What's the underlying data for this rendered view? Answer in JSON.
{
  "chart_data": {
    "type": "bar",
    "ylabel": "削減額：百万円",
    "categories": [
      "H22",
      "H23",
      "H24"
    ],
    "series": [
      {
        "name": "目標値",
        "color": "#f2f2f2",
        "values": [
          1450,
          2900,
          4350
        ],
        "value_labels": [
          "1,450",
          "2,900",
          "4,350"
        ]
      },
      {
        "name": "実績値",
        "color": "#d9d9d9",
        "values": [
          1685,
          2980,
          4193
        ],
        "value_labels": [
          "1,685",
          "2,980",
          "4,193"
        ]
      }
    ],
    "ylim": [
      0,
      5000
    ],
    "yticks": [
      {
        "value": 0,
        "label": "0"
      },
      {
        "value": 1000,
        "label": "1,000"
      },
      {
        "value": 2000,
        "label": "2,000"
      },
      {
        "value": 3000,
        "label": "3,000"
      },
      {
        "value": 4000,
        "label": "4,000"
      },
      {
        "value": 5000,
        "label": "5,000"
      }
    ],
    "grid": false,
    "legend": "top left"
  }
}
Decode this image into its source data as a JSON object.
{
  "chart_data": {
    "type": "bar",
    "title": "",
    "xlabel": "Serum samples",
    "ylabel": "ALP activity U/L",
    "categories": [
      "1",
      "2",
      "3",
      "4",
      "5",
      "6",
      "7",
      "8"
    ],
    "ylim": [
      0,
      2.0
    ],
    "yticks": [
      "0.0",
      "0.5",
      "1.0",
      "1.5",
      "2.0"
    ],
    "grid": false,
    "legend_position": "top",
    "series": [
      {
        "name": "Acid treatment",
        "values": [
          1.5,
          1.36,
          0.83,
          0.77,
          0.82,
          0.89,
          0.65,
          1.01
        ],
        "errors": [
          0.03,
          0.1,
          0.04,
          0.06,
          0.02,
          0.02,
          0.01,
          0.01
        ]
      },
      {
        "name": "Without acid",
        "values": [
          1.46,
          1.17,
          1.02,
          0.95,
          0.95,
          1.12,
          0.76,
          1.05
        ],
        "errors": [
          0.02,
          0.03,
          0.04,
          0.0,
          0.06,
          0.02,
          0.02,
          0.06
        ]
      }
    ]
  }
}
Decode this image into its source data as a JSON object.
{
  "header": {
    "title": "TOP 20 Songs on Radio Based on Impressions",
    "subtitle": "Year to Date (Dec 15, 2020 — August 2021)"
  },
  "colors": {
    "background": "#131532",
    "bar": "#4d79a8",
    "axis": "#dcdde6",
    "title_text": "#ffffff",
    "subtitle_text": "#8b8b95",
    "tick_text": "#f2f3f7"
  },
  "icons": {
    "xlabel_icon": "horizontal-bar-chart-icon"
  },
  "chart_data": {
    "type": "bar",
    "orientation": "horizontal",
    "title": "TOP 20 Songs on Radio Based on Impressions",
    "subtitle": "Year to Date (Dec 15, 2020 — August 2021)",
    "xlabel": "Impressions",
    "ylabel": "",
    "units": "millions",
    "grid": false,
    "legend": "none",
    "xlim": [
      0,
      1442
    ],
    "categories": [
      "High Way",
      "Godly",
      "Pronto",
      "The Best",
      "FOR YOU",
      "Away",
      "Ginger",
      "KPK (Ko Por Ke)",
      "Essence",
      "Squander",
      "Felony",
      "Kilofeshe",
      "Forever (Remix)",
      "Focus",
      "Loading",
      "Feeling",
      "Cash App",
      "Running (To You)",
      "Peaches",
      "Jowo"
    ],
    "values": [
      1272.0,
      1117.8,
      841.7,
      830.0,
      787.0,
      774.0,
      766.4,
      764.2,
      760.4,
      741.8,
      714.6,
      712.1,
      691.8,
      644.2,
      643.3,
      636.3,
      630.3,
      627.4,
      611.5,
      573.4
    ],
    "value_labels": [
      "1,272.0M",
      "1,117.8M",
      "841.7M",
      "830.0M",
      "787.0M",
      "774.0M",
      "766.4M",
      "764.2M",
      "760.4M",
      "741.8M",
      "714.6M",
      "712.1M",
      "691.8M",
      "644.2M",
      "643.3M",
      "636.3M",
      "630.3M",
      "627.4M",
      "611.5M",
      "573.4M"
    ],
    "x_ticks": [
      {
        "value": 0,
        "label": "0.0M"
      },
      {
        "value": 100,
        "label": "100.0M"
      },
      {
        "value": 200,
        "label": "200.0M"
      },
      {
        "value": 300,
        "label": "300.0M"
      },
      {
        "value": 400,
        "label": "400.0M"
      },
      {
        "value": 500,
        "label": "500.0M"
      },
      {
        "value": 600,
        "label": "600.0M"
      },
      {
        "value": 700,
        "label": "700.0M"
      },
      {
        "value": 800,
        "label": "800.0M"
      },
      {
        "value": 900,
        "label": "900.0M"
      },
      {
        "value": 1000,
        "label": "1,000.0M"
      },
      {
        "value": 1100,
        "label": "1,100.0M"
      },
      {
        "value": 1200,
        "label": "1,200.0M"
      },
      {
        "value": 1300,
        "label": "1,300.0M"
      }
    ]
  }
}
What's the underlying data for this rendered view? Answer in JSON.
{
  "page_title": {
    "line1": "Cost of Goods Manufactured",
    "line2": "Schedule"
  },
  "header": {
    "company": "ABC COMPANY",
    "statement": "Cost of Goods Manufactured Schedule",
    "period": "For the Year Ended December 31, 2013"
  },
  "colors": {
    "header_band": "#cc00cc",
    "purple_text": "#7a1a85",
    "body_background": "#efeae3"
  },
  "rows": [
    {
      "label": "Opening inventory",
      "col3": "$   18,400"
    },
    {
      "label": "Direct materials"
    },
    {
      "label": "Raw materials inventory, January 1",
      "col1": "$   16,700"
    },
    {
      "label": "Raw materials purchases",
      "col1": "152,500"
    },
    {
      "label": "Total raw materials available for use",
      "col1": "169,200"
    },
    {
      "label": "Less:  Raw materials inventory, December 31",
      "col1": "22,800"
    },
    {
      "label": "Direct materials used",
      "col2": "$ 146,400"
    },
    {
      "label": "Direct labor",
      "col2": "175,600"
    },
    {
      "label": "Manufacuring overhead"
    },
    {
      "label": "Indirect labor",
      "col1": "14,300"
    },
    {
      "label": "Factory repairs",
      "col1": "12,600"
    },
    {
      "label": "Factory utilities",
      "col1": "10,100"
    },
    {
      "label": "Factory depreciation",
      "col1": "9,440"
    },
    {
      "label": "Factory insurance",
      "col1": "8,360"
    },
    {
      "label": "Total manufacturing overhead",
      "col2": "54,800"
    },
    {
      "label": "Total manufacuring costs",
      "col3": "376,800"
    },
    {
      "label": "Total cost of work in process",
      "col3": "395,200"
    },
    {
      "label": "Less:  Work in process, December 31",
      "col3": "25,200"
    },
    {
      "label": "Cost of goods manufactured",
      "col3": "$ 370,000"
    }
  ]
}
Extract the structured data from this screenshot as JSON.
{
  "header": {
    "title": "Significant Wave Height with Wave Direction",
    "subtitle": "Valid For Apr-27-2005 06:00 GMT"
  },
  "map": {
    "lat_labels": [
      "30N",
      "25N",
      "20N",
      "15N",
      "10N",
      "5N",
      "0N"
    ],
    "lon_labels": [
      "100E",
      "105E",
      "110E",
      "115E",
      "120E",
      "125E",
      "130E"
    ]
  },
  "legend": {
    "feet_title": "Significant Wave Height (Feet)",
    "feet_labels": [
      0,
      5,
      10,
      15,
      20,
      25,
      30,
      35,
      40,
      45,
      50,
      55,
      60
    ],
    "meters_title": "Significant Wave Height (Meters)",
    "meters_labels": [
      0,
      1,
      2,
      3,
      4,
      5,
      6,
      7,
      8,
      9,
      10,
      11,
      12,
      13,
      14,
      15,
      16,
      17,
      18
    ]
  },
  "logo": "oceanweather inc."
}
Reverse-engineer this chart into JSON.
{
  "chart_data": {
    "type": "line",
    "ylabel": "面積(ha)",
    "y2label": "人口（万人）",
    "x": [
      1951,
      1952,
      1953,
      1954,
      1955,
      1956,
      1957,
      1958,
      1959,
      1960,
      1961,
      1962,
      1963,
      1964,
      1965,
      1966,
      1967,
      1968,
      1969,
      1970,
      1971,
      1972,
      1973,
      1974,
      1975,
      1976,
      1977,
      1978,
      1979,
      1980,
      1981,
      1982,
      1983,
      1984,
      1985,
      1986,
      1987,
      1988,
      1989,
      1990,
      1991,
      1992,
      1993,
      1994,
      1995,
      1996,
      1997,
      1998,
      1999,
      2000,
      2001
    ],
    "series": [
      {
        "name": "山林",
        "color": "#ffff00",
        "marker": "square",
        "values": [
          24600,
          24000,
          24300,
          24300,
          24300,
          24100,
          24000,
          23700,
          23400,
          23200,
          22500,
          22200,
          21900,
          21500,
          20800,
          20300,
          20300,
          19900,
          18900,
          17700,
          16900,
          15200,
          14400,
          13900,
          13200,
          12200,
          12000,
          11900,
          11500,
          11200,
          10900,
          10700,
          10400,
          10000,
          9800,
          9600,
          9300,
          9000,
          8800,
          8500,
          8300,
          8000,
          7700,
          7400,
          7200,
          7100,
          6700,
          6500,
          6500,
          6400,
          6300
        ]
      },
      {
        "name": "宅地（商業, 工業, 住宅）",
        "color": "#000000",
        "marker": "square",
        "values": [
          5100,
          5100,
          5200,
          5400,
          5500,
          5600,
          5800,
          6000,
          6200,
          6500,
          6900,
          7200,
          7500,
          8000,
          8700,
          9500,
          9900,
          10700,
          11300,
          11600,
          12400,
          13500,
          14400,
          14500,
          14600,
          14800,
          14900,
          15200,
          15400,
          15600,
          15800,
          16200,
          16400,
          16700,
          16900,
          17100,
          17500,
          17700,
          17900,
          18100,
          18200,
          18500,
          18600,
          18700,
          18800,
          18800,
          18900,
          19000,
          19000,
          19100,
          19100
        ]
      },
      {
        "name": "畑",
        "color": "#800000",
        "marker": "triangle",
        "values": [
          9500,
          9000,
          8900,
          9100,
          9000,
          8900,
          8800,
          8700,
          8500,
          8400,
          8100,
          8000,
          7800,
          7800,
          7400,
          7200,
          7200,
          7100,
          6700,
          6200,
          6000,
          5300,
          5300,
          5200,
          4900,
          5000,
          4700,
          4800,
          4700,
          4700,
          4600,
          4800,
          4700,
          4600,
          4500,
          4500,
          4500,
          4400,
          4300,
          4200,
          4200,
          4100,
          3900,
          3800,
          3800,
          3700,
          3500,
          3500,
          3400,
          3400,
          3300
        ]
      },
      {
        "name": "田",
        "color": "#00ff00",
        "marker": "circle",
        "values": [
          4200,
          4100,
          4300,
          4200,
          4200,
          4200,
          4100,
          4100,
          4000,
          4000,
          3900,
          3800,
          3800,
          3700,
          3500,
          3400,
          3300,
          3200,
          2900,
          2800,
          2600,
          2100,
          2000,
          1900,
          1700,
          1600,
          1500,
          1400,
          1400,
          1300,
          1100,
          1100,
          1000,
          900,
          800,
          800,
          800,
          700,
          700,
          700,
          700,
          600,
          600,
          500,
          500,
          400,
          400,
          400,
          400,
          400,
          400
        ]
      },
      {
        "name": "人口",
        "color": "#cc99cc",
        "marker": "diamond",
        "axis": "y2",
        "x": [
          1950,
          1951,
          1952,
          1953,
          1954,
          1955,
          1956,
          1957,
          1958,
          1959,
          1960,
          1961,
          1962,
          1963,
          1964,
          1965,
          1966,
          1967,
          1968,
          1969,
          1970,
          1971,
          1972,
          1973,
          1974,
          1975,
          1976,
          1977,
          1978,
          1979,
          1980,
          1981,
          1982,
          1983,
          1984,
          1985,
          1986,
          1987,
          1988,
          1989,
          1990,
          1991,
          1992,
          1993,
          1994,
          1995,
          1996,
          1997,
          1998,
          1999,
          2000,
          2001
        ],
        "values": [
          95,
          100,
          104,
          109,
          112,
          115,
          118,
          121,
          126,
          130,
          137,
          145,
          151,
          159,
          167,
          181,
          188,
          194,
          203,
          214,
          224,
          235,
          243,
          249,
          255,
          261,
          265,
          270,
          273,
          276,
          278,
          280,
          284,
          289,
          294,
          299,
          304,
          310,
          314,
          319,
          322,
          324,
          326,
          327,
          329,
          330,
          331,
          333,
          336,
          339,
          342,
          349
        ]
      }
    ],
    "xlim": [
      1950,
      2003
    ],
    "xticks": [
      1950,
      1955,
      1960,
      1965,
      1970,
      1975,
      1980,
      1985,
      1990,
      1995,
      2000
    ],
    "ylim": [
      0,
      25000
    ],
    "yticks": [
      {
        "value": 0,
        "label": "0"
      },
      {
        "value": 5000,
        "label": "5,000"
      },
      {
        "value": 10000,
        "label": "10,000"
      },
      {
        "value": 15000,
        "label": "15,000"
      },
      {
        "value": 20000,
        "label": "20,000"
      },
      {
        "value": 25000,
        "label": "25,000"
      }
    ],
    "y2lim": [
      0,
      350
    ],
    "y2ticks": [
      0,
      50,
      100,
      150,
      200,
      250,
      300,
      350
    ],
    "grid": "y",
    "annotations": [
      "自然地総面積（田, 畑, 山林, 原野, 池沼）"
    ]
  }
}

WHAT IS REQUIRED
Lines containing the word "Significant" are to be counted in the listing; state their number alone.

TASK SOLUTION
3